**Short task:** Make an exact copy of the entries below.

(Dataset rows)
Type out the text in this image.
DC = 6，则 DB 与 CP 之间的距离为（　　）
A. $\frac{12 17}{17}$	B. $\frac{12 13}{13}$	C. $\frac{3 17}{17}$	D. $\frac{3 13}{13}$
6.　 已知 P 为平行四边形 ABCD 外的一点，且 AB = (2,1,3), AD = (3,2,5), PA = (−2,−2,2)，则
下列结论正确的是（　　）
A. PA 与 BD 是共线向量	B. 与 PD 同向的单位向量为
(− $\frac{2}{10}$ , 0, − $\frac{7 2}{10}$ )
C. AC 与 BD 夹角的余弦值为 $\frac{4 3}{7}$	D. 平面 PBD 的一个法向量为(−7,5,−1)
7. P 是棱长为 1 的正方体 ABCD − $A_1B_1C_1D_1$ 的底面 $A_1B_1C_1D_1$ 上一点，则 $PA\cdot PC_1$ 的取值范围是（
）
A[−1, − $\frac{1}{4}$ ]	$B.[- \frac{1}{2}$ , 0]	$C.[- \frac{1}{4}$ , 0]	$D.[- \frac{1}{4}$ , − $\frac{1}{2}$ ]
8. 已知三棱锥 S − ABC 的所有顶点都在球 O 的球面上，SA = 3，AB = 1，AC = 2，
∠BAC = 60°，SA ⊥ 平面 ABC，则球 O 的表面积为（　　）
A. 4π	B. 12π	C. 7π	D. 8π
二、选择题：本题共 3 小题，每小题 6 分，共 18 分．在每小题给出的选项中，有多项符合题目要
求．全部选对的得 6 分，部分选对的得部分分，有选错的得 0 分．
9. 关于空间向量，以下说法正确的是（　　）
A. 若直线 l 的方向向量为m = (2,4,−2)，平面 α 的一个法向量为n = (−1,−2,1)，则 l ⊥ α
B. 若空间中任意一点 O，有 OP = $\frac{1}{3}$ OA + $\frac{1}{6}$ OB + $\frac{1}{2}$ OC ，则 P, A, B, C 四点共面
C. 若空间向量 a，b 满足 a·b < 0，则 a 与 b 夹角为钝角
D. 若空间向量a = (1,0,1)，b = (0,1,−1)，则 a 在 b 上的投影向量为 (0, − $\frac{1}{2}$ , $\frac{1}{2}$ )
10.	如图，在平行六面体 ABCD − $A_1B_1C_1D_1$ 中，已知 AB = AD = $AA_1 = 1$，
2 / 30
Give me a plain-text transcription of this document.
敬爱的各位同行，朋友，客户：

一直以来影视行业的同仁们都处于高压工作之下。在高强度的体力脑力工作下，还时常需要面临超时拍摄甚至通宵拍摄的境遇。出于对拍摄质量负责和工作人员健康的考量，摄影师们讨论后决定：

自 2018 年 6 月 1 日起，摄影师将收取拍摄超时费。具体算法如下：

**Answer to this problem:**
Type out the text in this image.
DC = 6，则 DB 与 CP 之间的距离为（　　）
A. $\frac{12 17}{17}$	B. $\frac{12 13}{13}$	C. $\frac{3 17}{17}$	D. $\frac{3 13}{13}$
6.　 已知 P 为平行四边形 ABCD 外的一点，且 AB = (2,1,3), AD = (3,2,5), PA = (−2,−2,2)，则
下列结论正确的是（　　）
A. PA 与 BD 是共线向量	B. 与 PD 同向的单位向量为
(− $\frac{2}{10}$ , 0, − $\frac{7 2}{10}$ )
C. AC 与 BD 夹角的余弦值为 $\frac{4 3}{7}$	D. 平面 PBD 的一个法向量为(−7,5,−1)
7. P 是棱长为 1 的正方体 ABCD − $A_1B_1C_1D_1$ 的底面 $A_1B_1C_1D_1$ 上一点，则 $PA\cdot PC_1$ 的取值范围是（
）
A[−1, − $\frac{1}{4}$ ]	$B.[- \frac{1}{2}$ , 0]	$C.[- \frac{1}{4}$ , 0]	$D.[- \frac{1}{4}$ , − $\frac{1}{2}$ ]
8. 已知三棱锥 S − ABC 的所有顶点都在球 O 的球面上，SA = 3，AB = 1，AC = 2，
∠BAC = 60°，SA ⊥ 平面 ABC，则球 O 的表面积为（　　）
A. 4π	B. 12π	C. 7π	D. 8π
二、选择题：本题共 3 小题，每小题 6 分，共 18 分．在每小题给出的选项中，有多项符合题目要
求．全部选对的得 6 分，部分选对的得部分分，有选错的得 0 分．
9. 关于空间向量，以下说法正确的是（　　）
A. 若直线 l 的方向向量为m = (2,4,−2)，平面 α 的一个法向量为n = (−1,−2,1)，则 l ⊥ α
B. 若空间中任意一点 O，有 OP = $\frac{1}{3}$ OA + $\frac{1}{6}$ OB + $\frac{1}{2}$ OC ，则 P, A, B, C 四点共面
C. 若空间向量 a，b 满足 a·b < 0，则 a 与 b 夹角为钝角
D. 若空间向量a = (1,0,1)，b = (0,1,−1)，则 a 在 b 上的投影向量为 (0, − $\frac{1}{2}$ , $\frac{1}{2}$ )
10.	如图，在平行六面体 ABCD − $A_1B_1C_1D_1$ 中，已知 AB = AD = $AA_1 = 1$，
2 / 30
Give me a plain-text transcription of this document.
敬爱的各位同行，朋友，客户：

一直以来影视行业的同仁们都处于高压工作之下。在高强度的体力脑力工作下，还时常需要面临超时拍摄甚至通宵拍摄的境遇。出于对拍摄质量负责和工作人员健康的考量，摄影师们讨论后决定：

自 2018 年 6 月 1 日起，摄影师将收取拍摄超时费。具体算法如下：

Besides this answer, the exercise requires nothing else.